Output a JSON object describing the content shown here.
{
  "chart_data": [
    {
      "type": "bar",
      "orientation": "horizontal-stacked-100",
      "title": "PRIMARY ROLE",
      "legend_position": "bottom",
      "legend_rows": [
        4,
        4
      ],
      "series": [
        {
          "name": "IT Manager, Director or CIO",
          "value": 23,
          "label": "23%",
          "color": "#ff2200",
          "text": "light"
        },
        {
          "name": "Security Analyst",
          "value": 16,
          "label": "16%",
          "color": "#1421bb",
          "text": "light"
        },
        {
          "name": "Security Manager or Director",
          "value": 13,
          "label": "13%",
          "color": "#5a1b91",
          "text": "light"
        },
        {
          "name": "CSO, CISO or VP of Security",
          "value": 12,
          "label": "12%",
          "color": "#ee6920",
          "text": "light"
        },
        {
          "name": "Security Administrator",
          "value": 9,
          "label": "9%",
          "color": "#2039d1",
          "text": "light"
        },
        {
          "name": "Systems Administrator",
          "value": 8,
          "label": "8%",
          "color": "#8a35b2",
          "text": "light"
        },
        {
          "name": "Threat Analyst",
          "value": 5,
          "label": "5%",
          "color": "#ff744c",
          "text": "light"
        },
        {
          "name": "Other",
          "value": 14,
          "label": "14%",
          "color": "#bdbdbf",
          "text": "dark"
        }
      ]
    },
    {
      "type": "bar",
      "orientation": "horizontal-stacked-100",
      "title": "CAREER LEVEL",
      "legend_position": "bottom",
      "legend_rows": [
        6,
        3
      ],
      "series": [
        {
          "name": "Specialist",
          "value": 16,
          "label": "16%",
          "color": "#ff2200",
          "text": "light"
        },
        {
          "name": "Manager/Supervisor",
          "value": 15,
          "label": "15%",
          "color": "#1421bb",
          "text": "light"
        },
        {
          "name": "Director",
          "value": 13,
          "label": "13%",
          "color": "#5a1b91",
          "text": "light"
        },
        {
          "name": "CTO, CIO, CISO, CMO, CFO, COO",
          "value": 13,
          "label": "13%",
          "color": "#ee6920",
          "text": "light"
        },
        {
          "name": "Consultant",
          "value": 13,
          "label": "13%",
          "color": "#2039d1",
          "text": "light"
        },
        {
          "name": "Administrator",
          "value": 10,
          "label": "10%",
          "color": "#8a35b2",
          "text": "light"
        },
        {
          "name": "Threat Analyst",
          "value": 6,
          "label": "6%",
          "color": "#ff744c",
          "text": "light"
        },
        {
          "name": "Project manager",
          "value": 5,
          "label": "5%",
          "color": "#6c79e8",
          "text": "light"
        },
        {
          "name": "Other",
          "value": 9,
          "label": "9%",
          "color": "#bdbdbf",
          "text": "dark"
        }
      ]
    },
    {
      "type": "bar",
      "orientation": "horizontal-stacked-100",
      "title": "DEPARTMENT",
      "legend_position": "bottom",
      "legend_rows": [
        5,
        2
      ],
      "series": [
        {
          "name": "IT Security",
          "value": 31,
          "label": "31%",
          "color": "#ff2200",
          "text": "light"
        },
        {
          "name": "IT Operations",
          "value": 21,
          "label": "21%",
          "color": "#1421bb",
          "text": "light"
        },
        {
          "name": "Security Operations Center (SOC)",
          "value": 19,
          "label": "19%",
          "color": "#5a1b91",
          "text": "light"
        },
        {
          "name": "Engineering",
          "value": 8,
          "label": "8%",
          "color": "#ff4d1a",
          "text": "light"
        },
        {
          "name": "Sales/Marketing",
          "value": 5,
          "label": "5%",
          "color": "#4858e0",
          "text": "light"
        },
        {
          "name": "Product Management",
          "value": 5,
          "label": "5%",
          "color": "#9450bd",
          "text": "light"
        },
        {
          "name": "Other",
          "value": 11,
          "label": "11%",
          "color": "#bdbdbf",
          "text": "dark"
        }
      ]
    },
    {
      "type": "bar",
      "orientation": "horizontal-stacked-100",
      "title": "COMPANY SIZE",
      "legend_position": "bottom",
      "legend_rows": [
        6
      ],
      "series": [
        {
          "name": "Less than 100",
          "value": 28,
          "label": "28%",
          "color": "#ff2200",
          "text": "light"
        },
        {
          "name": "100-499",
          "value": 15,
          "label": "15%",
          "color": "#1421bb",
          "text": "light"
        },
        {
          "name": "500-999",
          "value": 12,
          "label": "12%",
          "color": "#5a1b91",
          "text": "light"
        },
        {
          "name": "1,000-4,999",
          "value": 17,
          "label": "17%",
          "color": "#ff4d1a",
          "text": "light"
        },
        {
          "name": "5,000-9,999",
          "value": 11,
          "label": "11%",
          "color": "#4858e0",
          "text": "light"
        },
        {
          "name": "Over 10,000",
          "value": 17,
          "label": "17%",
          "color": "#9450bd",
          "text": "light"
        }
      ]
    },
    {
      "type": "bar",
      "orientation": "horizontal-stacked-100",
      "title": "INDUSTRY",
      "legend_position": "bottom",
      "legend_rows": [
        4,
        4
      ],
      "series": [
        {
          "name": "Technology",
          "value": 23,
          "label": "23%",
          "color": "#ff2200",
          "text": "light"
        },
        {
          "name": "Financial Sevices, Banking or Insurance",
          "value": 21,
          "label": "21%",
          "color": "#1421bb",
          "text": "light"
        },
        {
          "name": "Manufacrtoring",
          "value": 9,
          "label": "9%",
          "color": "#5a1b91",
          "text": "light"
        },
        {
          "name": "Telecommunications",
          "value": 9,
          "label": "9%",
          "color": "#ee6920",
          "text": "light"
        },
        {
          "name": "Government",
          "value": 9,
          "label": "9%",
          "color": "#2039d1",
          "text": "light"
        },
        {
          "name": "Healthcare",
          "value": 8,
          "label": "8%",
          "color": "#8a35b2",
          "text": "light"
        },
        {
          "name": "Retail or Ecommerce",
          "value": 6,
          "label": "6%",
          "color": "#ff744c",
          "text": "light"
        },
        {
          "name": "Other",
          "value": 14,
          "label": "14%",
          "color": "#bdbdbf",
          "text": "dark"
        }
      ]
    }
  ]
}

» STATED GOAL
Every record above must be duplicated exactly.

» ANSWER FOR THIS EXERCISE
Output a JSON object describing the content shown here.
{
  "chart_data": [
    {
      "type": "bar",
      "orientation": "horizontal-stacked-100",
      "title": "PRIMARY ROLE",
      "legend_position": "bottom",
      "legend_rows": [
        4,
        4
      ],
      "series": [
        {
          "name": "IT Manager, Director or CIO",
          "value": 23,
          "label": "23%",
          "color": "#ff2200",
          "text": "light"
        },
        {
          "name": "Security Analyst",
          "value": 16,
          "label": "16%",
          "color": "#1421bb",
          "text": "light"
        },
        {
          "name": "Security Manager or Director",
          "value": 13,
          "label": "13%",
          "color": "#5a1b91",
          "text": "light"
        },
        {
          "name": "CSO, CISO or VP of Security",
          "value": 12,
          "label": "12%",
          "color": "#ee6920",
          "text": "light"
        },
        {
          "name": "Security Administrator",
          "value": 9,
          "label": "9%",
          "color": "#2039d1",
          "text": "light"
        },
        {
          "name": "Systems Administrator",
          "value": 8,
          "label": "8%",
          "color": "#8a35b2",
          "text": "light"
        },
        {
          "name": "Threat Analyst",
          "value": 5,
          "label": "5%",
          "color": "#ff744c",
          "text": "light"
        },
        {
          "name": "Other",
          "value": 14,
          "label": "14%",
          "color": "#bdbdbf",
          "text": "dark"
        }
      ]
    },
    {
      "type": "bar",
      "orientation": "horizontal-stacked-100",
      "title": "CAREER LEVEL",
      "legend_position": "bottom",
      "legend_rows": [
        6,
        3
      ],
      "series": [
        {
          "name": "Specialist",
          "value": 16,
          "label": "16%",
          "color": "#ff2200",
          "text": "light"
        },
        {
          "name": "Manager/Supervisor",
          "value": 15,
          "label": "15%",
          "color": "#1421bb",
          "text": "light"
        },
        {
          "name": "Director",
          "value": 13,
          "label": "13%",
          "color": "#5a1b91",
          "text": "light"
        },
        {
          "name": "CTO, CIO, CISO, CMO, CFO, COO",
          "value": 13,
          "label": "13%",
          "color": "#ee6920",
          "text": "light"
        },
        {
          "name": "Consultant",
          "value": 13,
          "label": "13%",
          "color": "#2039d1",
          "text": "light"
        },
        {
          "name": "Administrator",
          "value": 10,
          "label": "10%",
          "color": "#8a35b2",
          "text": "light"
        },
        {
          "name": "Threat Analyst",
          "value": 6,
          "label": "6%",
          "color": "#ff744c",
          "text": "light"
        },
        {
          "name": "Project manager",
          "value": 5,
          "label": "5%",
          "color": "#6c79e8",
          "text": "light"
        },
        {
          "name": "Other",
          "value": 9,
          "label": "9%",
          "color": "#bdbdbf",
          "text": "dark"
        }
      ]
    },
    {
      "type": "bar",
      "orientation": "horizontal-stacked-100",
      "title": "DEPARTMENT",
      "legend_position": "bottom",
      "legend_rows": [
        5,
        2
      ],
      "series": [
        {
          "name": "IT Security",
          "value": 31,
          "label": "31%",
          "color": "#ff2200",
          "text": "light"
        },
        {
          "name": "IT Operations",
          "value": 21,
          "label": "21%",
          "color": "#1421bb",
          "text": "light"
        },
        {
          "name": "Security Operations Center (SOC)",
          "value": 19,
          "label": "19%",
          "color": "#5a1b91",
          "text": "light"
        },
        {
          "name": "Engineering",
          "value": 8,
          "label": "8%",
          "color": "#ff4d1a",
          "text": "light"
        },
        {
          "name": "Sales/Marketing",
          "value": 5,
          "label": "5%",
          "color": "#4858e0",
          "text": "light"
        },
        {
          "name": "Product Management",
          "value": 5,
          "label": "5%",
          "color": "#9450bd",
          "text": "light"
        },
        {
          "name": "Other",
          "value": 11,
          "label": "11%",
          "color": "#bdbdbf",
          "text": "dark"
        }
      ]
    },
    {
      "type": "bar",
      "orientation": "horizontal-stacked-100",
      "title": "COMPANY SIZE",
      "legend_position": "bottom",
      "legend_rows": [
        6
      ],
      "series": [
        {
          "name": "Less than 100",
          "value": 28,
          "label": "28%",
          "color": "#ff2200",
          "text": "light"
        },
        {
          "name": "100-499",
          "value": 15,
          "label": "15%",
          "color": "#1421bb",
          "text": "light"
        },
        {
          "name": "500-999",
          "value": 12,
          "label": "12%",
          "color": "#5a1b91",
          "text": "light"
        },
        {
          "name": "1,000-4,999",
          "value": 17,
          "label": "17%",
          "color": "#ff4d1a",
          "text": "light"
        },
        {
          "name": "5,000-9,999",
          "value": 11,
          "label": "11%",
          "color": "#4858e0",
          "text": "light"
        },
        {
          "name": "Over 10,000",
          "value": 17,
          "label": "17%",
          "color": "#9450bd",
          "text": "light"
        }
      ]
    },
    {
      "type": "bar",
      "orientation": "horizontal-stacked-100",
      "title": "INDUSTRY",
      "legend_position": "bottom",
      "legend_rows": [
        4,
        4
      ],
      "series": [
        {
          "name": "Technology",
          "value": 23,
          "label": "23%",
          "color": "#ff2200",
          "text": "light"
        },
        {
          "name": "Financial Sevices, Banking or Insurance",
          "value": 21,
          "label": "21%",
          "color": "#1421bb",
          "text": "light"
        },
        {
          "name": "Manufacrtoring",
          "value": 9,
          "label": "9%",
          "color": "#5a1b91",
          "text": "light"
        },
        {
          "name": "Telecommunications",
          "value": 9,
          "label": "9%",
          "color": "#ee6920",
          "text": "light"
        },
        {
          "name": "Government",
          "value": 9,
          "label": "9%",
          "color": "#2039d1",
          "text": "light"
        },
        {
          "name": "Healthcare",
          "value": 8,
          "label": "8%",
          "color": "#8a35b2",
          "text": "light"
        },
        {
          "name": "Retail or Ecommerce",
          "value": 6,
          "label": "6%",
          "color": "#ff744c",
          "text": "light"
        },
        {
          "name": "Other",
          "value": 14,
          "label": "14%",
          "color": "#bdbdbf",
          "text": "dark"
        }
      ]
    }
  ]
}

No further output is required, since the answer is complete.